::: RECORDS FOR PROCESSING :::

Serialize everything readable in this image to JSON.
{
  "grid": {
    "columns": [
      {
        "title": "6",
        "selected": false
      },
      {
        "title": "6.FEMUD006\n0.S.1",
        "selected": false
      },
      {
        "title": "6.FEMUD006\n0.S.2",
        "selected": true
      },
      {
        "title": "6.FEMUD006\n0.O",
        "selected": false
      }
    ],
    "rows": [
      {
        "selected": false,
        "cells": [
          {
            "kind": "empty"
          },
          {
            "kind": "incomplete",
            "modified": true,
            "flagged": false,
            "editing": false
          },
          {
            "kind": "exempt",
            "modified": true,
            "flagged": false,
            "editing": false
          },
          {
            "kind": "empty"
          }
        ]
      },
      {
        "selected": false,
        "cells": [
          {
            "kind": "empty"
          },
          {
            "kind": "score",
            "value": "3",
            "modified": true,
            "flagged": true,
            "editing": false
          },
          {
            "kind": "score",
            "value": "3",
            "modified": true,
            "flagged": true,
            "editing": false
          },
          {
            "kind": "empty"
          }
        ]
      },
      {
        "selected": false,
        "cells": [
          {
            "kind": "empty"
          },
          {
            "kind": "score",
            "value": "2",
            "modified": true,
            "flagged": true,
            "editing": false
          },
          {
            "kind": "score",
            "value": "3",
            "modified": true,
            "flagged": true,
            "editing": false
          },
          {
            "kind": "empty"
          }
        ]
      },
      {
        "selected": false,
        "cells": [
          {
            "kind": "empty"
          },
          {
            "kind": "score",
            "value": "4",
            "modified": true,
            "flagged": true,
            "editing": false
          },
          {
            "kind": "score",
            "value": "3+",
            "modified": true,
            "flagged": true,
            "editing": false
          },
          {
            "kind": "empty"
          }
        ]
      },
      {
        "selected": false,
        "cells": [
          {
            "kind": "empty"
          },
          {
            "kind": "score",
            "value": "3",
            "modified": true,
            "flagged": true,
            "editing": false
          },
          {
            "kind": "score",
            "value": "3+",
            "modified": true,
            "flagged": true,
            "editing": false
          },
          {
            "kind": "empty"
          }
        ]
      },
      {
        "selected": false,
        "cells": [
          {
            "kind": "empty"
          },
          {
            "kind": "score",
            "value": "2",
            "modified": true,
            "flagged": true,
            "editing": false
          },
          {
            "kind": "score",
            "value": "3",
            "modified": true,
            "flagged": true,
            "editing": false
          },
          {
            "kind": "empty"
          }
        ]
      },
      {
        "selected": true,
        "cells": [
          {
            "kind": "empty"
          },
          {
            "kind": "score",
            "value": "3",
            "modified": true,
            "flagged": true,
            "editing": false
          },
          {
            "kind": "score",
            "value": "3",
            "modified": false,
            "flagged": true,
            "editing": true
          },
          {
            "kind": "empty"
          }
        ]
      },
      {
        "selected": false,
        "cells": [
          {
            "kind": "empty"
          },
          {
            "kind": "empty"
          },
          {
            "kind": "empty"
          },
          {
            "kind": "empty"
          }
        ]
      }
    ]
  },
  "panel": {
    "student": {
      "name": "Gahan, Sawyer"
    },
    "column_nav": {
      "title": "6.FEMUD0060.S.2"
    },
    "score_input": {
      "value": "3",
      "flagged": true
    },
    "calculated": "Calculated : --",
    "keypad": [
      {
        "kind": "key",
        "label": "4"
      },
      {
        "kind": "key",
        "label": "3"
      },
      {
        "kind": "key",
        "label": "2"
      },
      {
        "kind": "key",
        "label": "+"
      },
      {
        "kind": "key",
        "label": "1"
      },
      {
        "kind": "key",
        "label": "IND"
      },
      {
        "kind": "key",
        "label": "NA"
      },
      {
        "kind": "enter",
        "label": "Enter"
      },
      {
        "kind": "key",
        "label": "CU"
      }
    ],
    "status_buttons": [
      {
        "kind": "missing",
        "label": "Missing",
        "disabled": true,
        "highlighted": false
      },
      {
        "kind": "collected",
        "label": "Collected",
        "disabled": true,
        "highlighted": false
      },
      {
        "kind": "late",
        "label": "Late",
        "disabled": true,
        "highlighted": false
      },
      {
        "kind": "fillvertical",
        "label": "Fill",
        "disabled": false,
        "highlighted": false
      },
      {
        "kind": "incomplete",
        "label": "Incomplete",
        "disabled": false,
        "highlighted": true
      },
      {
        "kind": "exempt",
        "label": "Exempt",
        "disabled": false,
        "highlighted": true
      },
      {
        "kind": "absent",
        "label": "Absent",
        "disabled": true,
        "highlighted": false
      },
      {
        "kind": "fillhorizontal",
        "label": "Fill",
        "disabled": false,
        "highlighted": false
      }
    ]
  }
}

:::

**TASK STATEMENT**. All entries must be repeated verbatim.

**TASK OUTPUT**.
Serialize everything readable in this image to JSON.
{
  "grid": {
    "columns": [
      {
        "title": "6",
        "selected": false
      },
      {
        "title": "6.FEMUD006\n0.S.1",
        "selected": false
      },
      {
        "title": "6.FEMUD006\n0.S.2",
        "selected": true
      },
      {
        "title": "6.FEMUD006\n0.O",
        "selected": false
      }
    ],
    "rows": [
      {
        "selected": false,
        "cells": [
          {
            "kind": "empty"
          },
          {
            "kind": "incomplete",
            "modified": true,
            "flagged": false,
            "editing": false
          },
          {
            "kind": "exempt",
            "modified": true,
            "flagged": false,
            "editing": false
          },
          {
            "kind": "empty"
          }
        ]
      },
      {
        "selected": false,
        "cells": [
          {
            "kind": "empty"
          },
          {
            "kind": "score",
            "value": "3",
            "modified": true,
            "flagged": true,
            "editing": false
          },
          {
            "kind": "score",
            "value": "3",
            "modified": true,
            "flagged": true,
            "editing": false
          },
          {
            "kind": "empty"
          }
        ]
      },
      {
        "selected": false,
        "cells": [
          {
            "kind": "empty"
          },
          {
            "kind": "score",
            "value": "2",
            "modified": true,
            "flagged": true,
            "editing": false
          },
          {
            "kind": "score",
            "value": "3",
            "modified": true,
            "flagged": true,
            "editing": false
          },
          {
            "kind": "empty"
          }
        ]
      },
      {
        "selected": false,
        "cells": [
          {
            "kind": "empty"
          },
          {
            "kind": "score",
            "value": "4",
            "modified": true,
            "flagged": true,
            "editing": false
          },
          {
            "kind": "score",
            "value": "3+",
            "modified": true,
            "flagged": true,
            "editing": false
          },
          {
            "kind": "empty"
          }
        ]
      },
      {
        "selected": false,
        "cells": [
          {
            "kind": "empty"
          },
          {
            "kind": "score",
            "value": "3",
            "modified": true,
            "flagged": true,
            "editing": false
          },
          {
            "kind": "score",
            "value": "3+",
            "modified": true,
            "flagged": true,
            "editing": false
          },
          {
            "kind": "empty"
          }
        ]
      },
      {
        "selected": false,
        "cells": [
          {
            "kind": "empty"
          },
          {
            "kind": "score",
            "value": "2",
            "modified": true,
            "flagged": true,
            "editing": false
          },
          {
            "kind": "score",
            "value": "3",
            "modified": true,
            "flagged": true,
            "editing": false
          },
          {
            "kind": "empty"
          }
        ]
      },
      {
        "selected": true,
        "cells": [
          {
            "kind": "empty"
          },
          {
            "kind": "score",
            "value": "3",
            "modified": true,
            "flagged": true,
            "editing": false
          },
          {
            "kind": "score",
            "value": "3",
            "modified": false,
            "flagged": true,
            "editing": true
          },
          {
            "kind": "empty"
          }
        ]
      },
      {
        "selected": false,
        "cells": [
          {
            "kind": "empty"
          },
          {
            "kind": "empty"
          },
          {
            "kind": "empty"
          },
          {
            "kind": "empty"
          }
        ]
      }
    ]
  },
  "panel": {
    "student": {
      "name": "Gahan, Sawyer"
    },
    "column_nav": {
      "title": "6.FEMUD0060.S.2"
    },
    "score_input": {
      "value": "3",
      "flagged": true
    },
    "calculated": "Calculated : --",
    "keypad": [
      {
        "kind": "key",
        "label": "4"
      },
      {
        "kind": "key",
        "label": "3"
      },
      {
        "kind": "key",
        "label": "2"
      },
      {
        "kind": "key",
        "label": "+"
      },
      {
        "kind": "key",
        "label": "1"
      },
      {
        "kind": "key",
        "label": "IND"
      },
      {
        "kind": "key",
        "label": "NA"
      },
      {
        "kind": "enter",
        "label": "Enter"
      },
      {
        "kind": "key",
        "label": "CU"
      }
    ],
    "status_buttons": [
      {
        "kind": "missing",
        "label": "Missing",
        "disabled": true,
        "highlighted": false
      },
      {
        "kind": "collected",
        "label": "Collected",
        "disabled": true,
        "highlighted": false
      },
      {
        "kind": "late",
        "label": "Late",
        "disabled": true,
        "highlighted": false
      },
      {
        "kind": "fillvertical",
        "label": "Fill",
        "disabled": false,
        "highlighted": false
      },
      {
        "kind": "incomplete",
        "label": "Incomplete",
        "disabled": false,
        "highlighted": true
      },
      {
        "kind": "exempt",
        "label": "Exempt",
        "disabled": false,
        "highlighted": true
      },
      {
        "kind": "absent",
        "label": "Absent",
        "disabled": true,
        "highlighted": false
      },
      {
        "kind": "fillhorizontal",
        "label": "Fill",
        "disabled": false,
        "highlighted": false
      }
    ]
  }
}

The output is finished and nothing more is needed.